### EXERCISE
Go through the data below. List every line that holds the word "распространяется".

### RECORDS
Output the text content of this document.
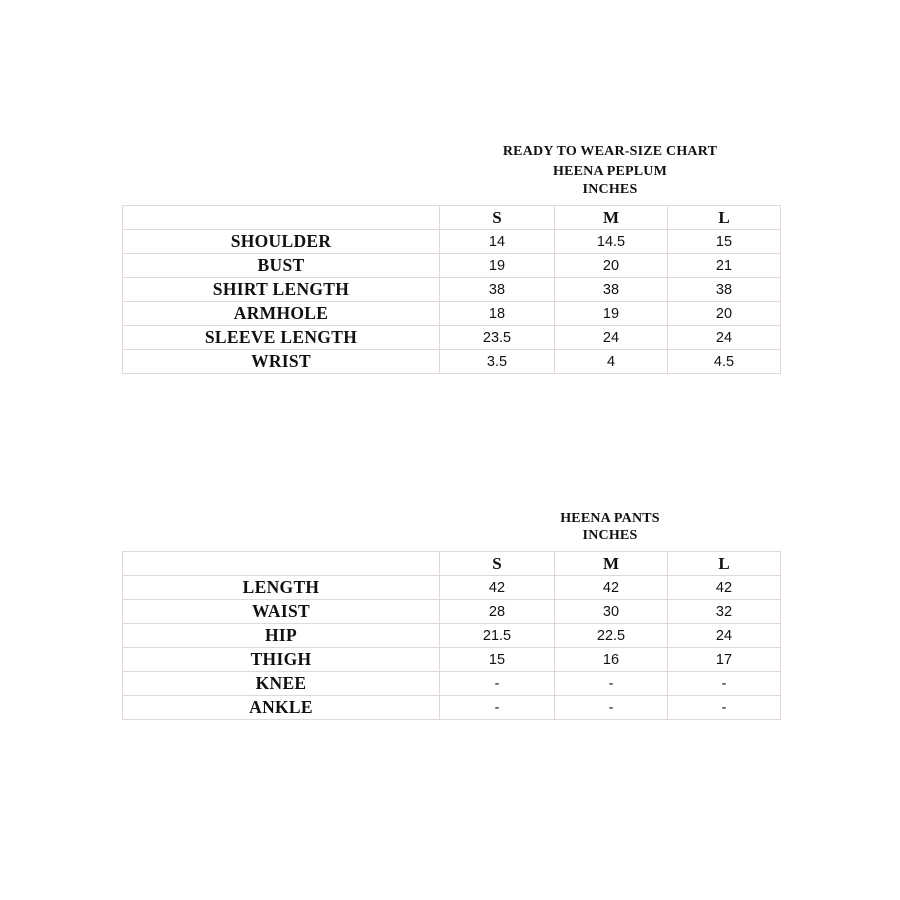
READY TO WEAR-SIZE CHART
HEENA PEPLUM
INCHES
	S	M	L
SHOULDER	14	14.5	15
BUST	19	20	21
SHIRT LENGTH	38	38	38
ARMHOLE	18	19	20
SLEEVE LENGTH	23.5	24	24
WRIST	3.5	4	4.5
HEENA PANTS
INCHES
	S	M	L
LENGTH	42	42	42
WAIST	28	30	32
HIP	21.5	22.5	24
THIGH	15	16	17
KNEE	-	-	-
ANKLE	-	-	-
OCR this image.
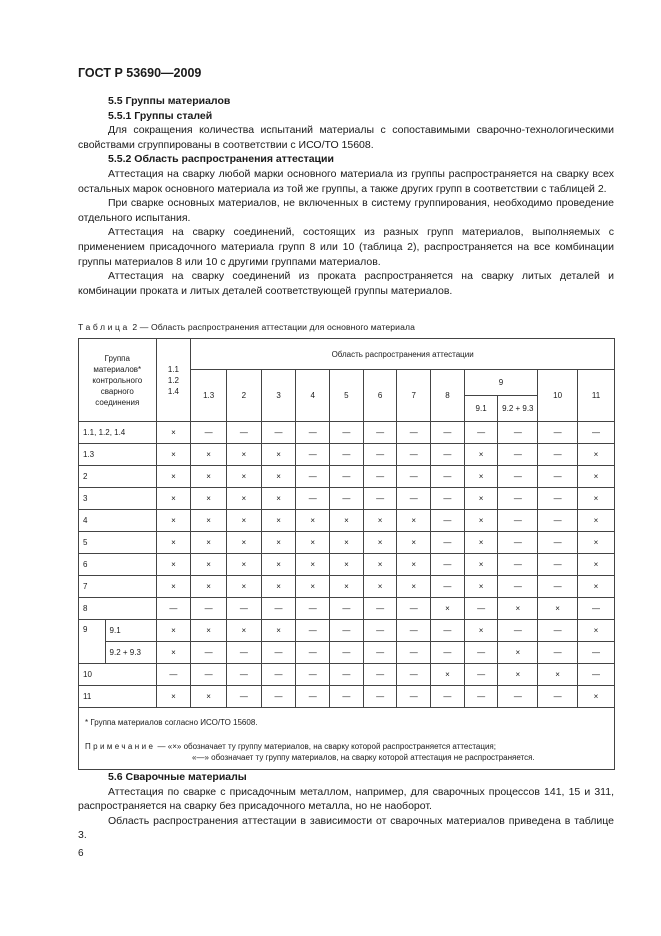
ГОСТ Р 53690—2009
5.5 Группы материалов
5.5.1 Группы сталей

Для сокращения количества испытаний материалы с сопоставимыми сварочно-технологическими свойствами сгруппированы в соответствии с ИСО/ТО 15608.

5.5.2 Область распространения аттестации

Аттестация на сварку любой марки основного материала из группы распространяется на сварку всех остальных марок основного материала из той же группы, а также других групп в соответствии с таблицей 2.

При сварке основных материалов, не включенных в систему группирования, необходимо проведение отдельного испытания.

Аттестация на сварку соединений, состоящих из разных групп материалов, выполняемых с применением присадочного материала групп 8 или 10 (таблица 2), распространяется на все комбинации группы материалов 8 или 10 с другими группами материалов.

Аттестация на сварку соединений из проката распространяется на сварку литых деталей и комбинации проката и литых деталей соответствующей группы материалов.

Таблица 2 — Область распространения аттестации для основного материала
Группа материалов* контрольного сварного соединения		1.1
1.2
1.4	Область распространения аттестации											
			1.3	2	3	4	5	6	7	8	9		10	11
											9.1	9.2 + 9.3		
1.1, 1.2, 1.4		×	—	—	—	—	—	—	—	—	—	—	—	—
1.3		×	×	×	×	—	—	—	—	—	×	—	—	×
2		×	×	×	×	—	—	—	—	—	×	—	—	×
3		×	×	×	×	—	—	—	—	—	×	—	—	×
4		×	×	×	×	×	×	×	×	—	×	—	—	×
5		×	×	×	×	×	×	×	×	—	×	—	—	×
6		×	×	×	×	×	×	×	×	—	×	—	—	×
7		×	×	×	×	×	×	×	×	—	×	—	—	×
8		—	—	—	—	—	—	—	—	×	—	×	×	—
9	9.1	×	×	×	×	—	—	—	—	—	×	—	—	×
	9.2 + 9.3	×	—	—	—	—	—	—	—	—	—	×	—	—
10		—	—	—	—	—	—	—	—	×	—	×	×	—
11		×	×	—	—	—	—	—	—	—	—	—	—	×
* Группа материалов согласно ИСО/ТО 15608.														

Примечание — «×» обозначает ту группу материалов, на сварку которой распространяется аттестация;
«—» обозначает ту группу материалов, на сварку которой аттестация не распространяется.														
5.6 Сварочные материалы

Аттестация по сварке с присадочным металлом, например, для сварочных процессов 141, 15 и 311, распространяется на сварку без присадочного металла, но не наоборот.

Область распространения аттестации в зависимости от сварочных материалов приведена в таблице 3.

6
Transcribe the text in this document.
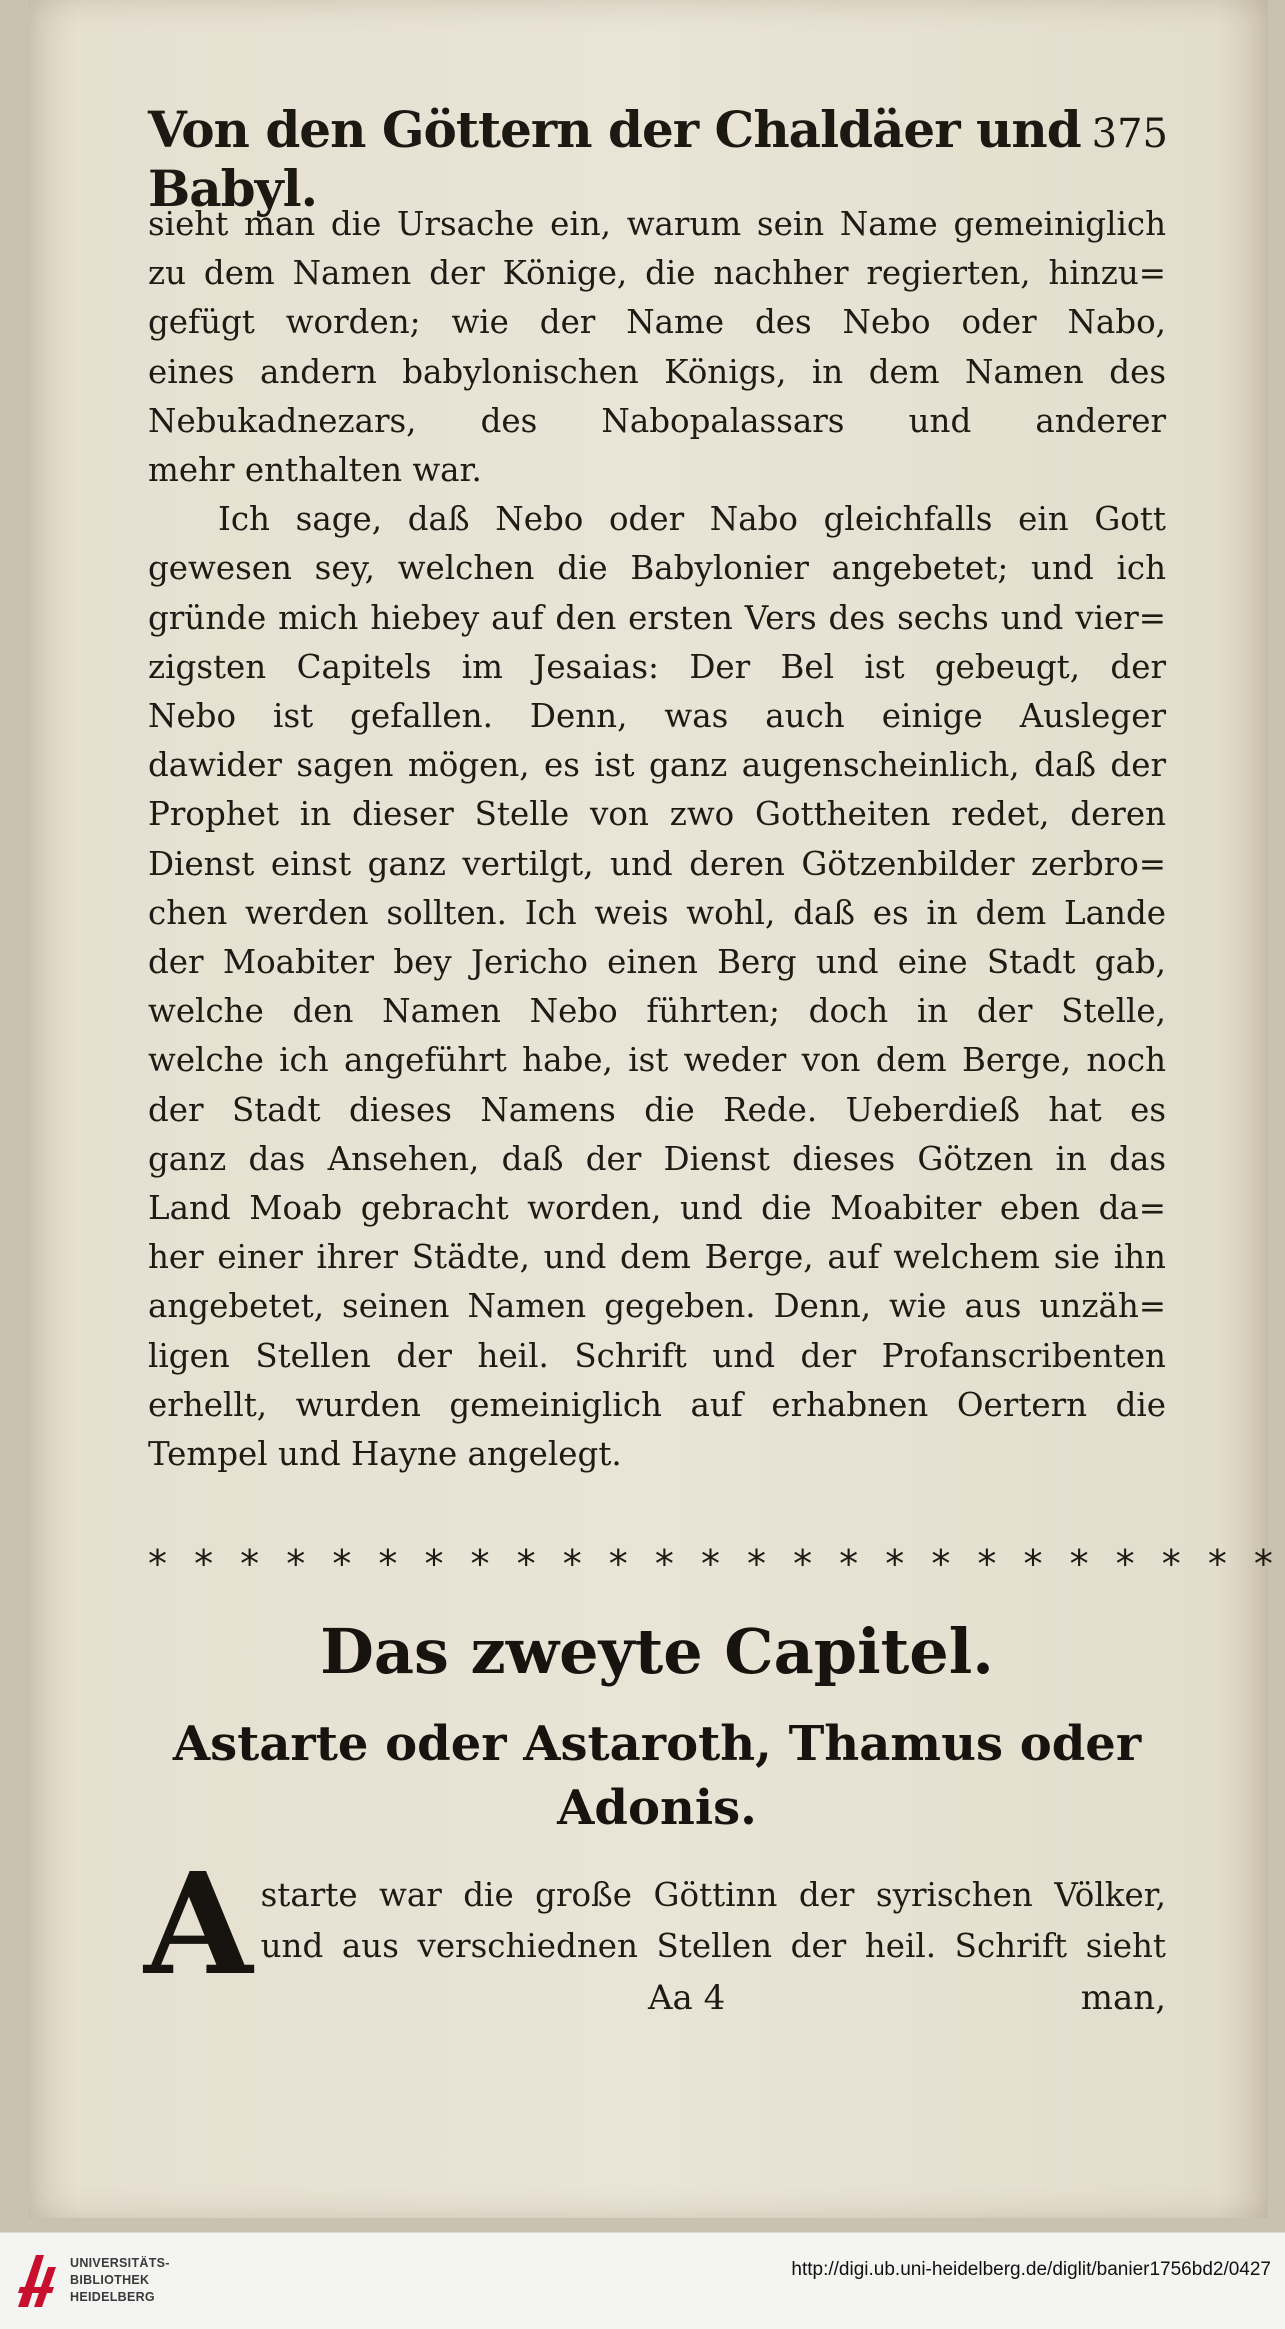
Von den Göttern der Chaldäer und Babyl.
375
sieht man die Ursache ein, warum sein Name gemeiniglich
zu dem Namen der Könige, die nachher regierten, hinzu=
gefügt worden; wie der Name des Nebo oder Nabo,
eines andern babylonischen Königs, in dem Namen des
Nebukadnezars, des Nabopalassars und anderer
mehr enthalten war.
Ich sage, daß Nebo oder Nabo gleichfalls ein Gott
gewesen sey, welchen die Babylonier angebetet; und ich
gründe mich hiebey auf den ersten Vers des sechs und vier=
zigsten Capitels im Jesaias: Der Bel ist gebeugt, der
Nebo ist gefallen. Denn, was auch einige Ausleger
dawider sagen mögen, es ist ganz augenscheinlich, daß der
Prophet in dieser Stelle von zwo Gottheiten redet, deren
Dienst einst ganz vertilgt, und deren Götzenbilder zerbro=
chen werden sollten. Ich weis wohl, daß es in dem Lande
der Moabiter bey Jericho einen Berg und eine Stadt gab,
welche den Namen Nebo führten; doch in der Stelle,
welche ich angeführt habe, ist weder von dem Berge, noch
der Stadt dieses Namens die Rede. Ueberdieß hat es
ganz das Ansehen, daß der Dienst dieses Götzen in das
Land Moab gebracht worden, und die Moabiter eben da=
her einer ihrer Städte, und dem Berge, auf welchem sie ihn
angebetet, seinen Namen gegeben. Denn, wie aus unzäh=
ligen Stellen der heil. Schrift und der Profanscribenten
erhellt, wurden gemeiniglich auf erhabnen Oertern die
Tempel und Hayne angelegt.
* * * * * * * * * * * * * * * * * * * * * * * * *
Das zweyte Capitel.
Astarte oder Astaroth, Thamus oder
Adonis.
A starte war die große Göttinn der syrischen Völker,
und aus verschiednen Stellen der heil. Schrift sieht
Aa 4	man,
UNIVERSITÄTS-
BIBLIOTHEK
HEIDELBERG
http://digi.ub.uni-heidelberg.de/diglit/banier1756bd2/0427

### EXERCISE OUTPUT
Аттестация на сварку любой марки основного материала из группы распространяется на сварку всех остальных марок основного материала из той же группы, а также других групп в соответствии с таблицей 2.
Аттестация на сварку соединений, состоящих из разных групп материалов, выполняемых с применением присадочного материала групп 8 или 10 (таблица 2), распространяется на все комбинации группы материалов 8 или 10 с другими группами материалов.
Аттестация на сварку соединений из проката распространяется на сварку литых деталей и комбинации проката и литых деталей соответствующей группы материалов.
Примечание — «×» обозначает ту группу материалов, на сварку которой распространяется аттестация;
«—» обозначает ту группу материалов, на сварку которой аттестация не распространяется.														
Аттестация по сварке с присадочным металлом, например, для сварочных процессов 141, 15 и 311, распространяется на сварку без присадочного металла, но не наоборот.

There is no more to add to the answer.